BEGIN AVAILABLE RECORDS

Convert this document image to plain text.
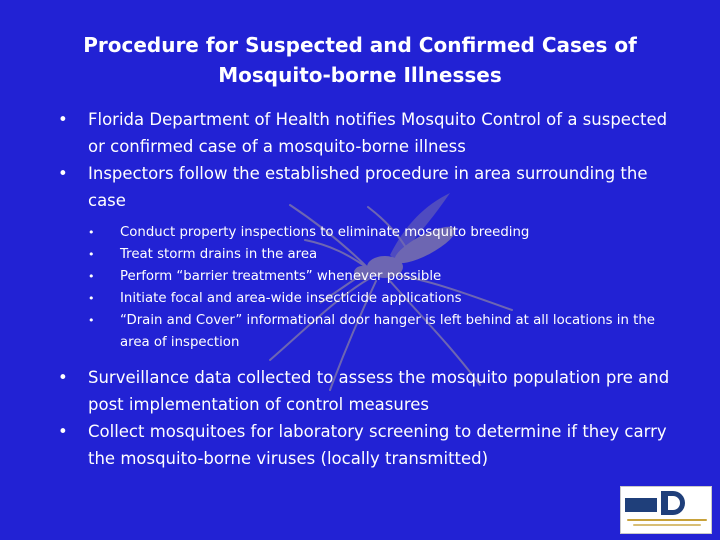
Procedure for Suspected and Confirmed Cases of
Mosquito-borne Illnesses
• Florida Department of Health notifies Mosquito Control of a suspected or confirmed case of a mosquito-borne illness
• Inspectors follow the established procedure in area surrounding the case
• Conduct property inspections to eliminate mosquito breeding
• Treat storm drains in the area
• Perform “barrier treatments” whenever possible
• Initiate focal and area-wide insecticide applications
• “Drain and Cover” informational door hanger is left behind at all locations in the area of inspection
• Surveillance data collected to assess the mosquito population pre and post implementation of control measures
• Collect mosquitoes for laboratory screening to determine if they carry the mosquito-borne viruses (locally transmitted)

END AVAILABLE RECORDS

Each line of the data above that contains the word "borne" counts once; report the total and add nothing.

3